TASK TO COMPLETE: Reproduce the following material exactly, including every line.

[START DATA LINES]

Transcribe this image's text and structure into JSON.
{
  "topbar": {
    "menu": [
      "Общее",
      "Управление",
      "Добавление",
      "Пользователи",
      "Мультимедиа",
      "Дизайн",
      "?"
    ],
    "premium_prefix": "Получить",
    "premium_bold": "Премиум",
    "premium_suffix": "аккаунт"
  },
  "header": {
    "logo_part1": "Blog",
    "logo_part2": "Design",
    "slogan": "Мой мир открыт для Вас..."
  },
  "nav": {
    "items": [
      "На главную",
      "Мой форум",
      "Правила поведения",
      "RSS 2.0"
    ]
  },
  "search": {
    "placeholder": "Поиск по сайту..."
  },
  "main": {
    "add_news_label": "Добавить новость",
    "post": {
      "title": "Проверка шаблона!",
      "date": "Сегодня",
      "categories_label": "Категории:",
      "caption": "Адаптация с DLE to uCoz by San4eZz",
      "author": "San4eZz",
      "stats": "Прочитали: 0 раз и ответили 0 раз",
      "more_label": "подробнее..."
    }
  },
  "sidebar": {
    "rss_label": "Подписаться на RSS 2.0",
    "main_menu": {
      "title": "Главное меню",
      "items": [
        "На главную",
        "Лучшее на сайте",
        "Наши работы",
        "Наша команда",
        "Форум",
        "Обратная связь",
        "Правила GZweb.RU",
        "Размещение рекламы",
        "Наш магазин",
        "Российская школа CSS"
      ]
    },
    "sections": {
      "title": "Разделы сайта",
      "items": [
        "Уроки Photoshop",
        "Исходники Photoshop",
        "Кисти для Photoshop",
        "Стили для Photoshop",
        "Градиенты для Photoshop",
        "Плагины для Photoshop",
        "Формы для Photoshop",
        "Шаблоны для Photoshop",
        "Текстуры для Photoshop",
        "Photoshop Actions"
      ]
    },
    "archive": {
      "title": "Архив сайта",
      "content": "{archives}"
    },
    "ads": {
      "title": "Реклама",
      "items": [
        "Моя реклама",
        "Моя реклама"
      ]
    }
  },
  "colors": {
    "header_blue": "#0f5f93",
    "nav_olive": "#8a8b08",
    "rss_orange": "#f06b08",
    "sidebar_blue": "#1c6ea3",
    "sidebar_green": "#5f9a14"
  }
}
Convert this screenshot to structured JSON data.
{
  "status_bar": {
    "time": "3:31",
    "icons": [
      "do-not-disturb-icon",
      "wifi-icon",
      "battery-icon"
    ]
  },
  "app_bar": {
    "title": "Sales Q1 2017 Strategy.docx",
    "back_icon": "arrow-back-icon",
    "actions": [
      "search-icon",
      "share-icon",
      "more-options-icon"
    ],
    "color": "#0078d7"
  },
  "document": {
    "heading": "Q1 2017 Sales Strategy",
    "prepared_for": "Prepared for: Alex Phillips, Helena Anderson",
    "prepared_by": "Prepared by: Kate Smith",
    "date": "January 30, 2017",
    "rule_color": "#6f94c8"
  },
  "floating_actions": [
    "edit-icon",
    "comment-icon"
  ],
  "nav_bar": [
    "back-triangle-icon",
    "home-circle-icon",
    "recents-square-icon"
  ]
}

[END DATA LINES]

ANSWER:
Transcribe this image's text and structure into JSON.
{
  "topbar": {
    "menu": [
      "Общее",
      "Управление",
      "Добавление",
      "Пользователи",
      "Мультимедиа",
      "Дизайн",
      "?"
    ],
    "premium_prefix": "Получить",
    "premium_bold": "Премиум",
    "premium_suffix": "аккаунт"
  },
  "header": {
    "logo_part1": "Blog",
    "logo_part2": "Design",
    "slogan": "Мой мир открыт для Вас..."
  },
  "nav": {
    "items": [
      "На главную",
      "Мой форум",
      "Правила поведения",
      "RSS 2.0"
    ]
  },
  "search": {
    "placeholder": "Поиск по сайту..."
  },
  "main": {
    "add_news_label": "Добавить новость",
    "post": {
      "title": "Проверка шаблона!",
      "date": "Сегодня",
      "categories_label": "Категории:",
      "caption": "Адаптация с DLE to uCoz by San4eZz",
      "author": "San4eZz",
      "stats": "Прочитали: 0 раз и ответили 0 раз",
      "more_label": "подробнее..."
    }
  },
  "sidebar": {
    "rss_label": "Подписаться на RSS 2.0",
    "main_menu": {
      "title": "Главное меню",
      "items": [
        "На главную",
        "Лучшее на сайте",
        "Наши работы",
        "Наша команда",
        "Форум",
        "Обратная связь",
        "Правила GZweb.RU",
        "Размещение рекламы",
        "Наш магазин",
        "Российская школа CSS"
      ]
    },
    "sections": {
      "title": "Разделы сайта",
      "items": [
        "Уроки Photoshop",
        "Исходники Photoshop",
        "Кисти для Photoshop",
        "Стили для Photoshop",
        "Градиенты для Photoshop",
        "Плагины для Photoshop",
        "Формы для Photoshop",
        "Шаблоны для Photoshop",
        "Текстуры для Photoshop",
        "Photoshop Actions"
      ]
    },
    "archive": {
      "title": "Архив сайта",
      "content": "{archives}"
    },
    "ads": {
      "title": "Реклама",
      "items": [
        "Моя реклама",
        "Моя реклама"
      ]
    }
  },
  "colors": {
    "header_blue": "#0f5f93",
    "nav_olive": "#8a8b08",
    "rss_orange": "#f06b08",
    "sidebar_blue": "#1c6ea3",
    "sidebar_green": "#5f9a14"
  }
}
Convert this screenshot to structured JSON data.
{
  "status_bar": {
    "time": "3:31",
    "icons": [
      "do-not-disturb-icon",
      "wifi-icon",
      "battery-icon"
    ]
  },
  "app_bar": {
    "title": "Sales Q1 2017 Strategy.docx",
    "back_icon": "arrow-back-icon",
    "actions": [
      "search-icon",
      "share-icon",
      "more-options-icon"
    ],
    "color": "#0078d7"
  },
  "document": {
    "heading": "Q1 2017 Sales Strategy",
    "prepared_for": "Prepared for: Alex Phillips, Helena Anderson",
    "prepared_by": "Prepared by: Kate Smith",
    "date": "January 30, 2017",
    "rule_color": "#6f94c8"
  },
  "floating_actions": [
    "edit-icon",
    "comment-icon"
  ],
  "nav_bar": [
    "back-triangle-icon",
    "home-circle-icon",
    "recents-square-icon"
  ]
}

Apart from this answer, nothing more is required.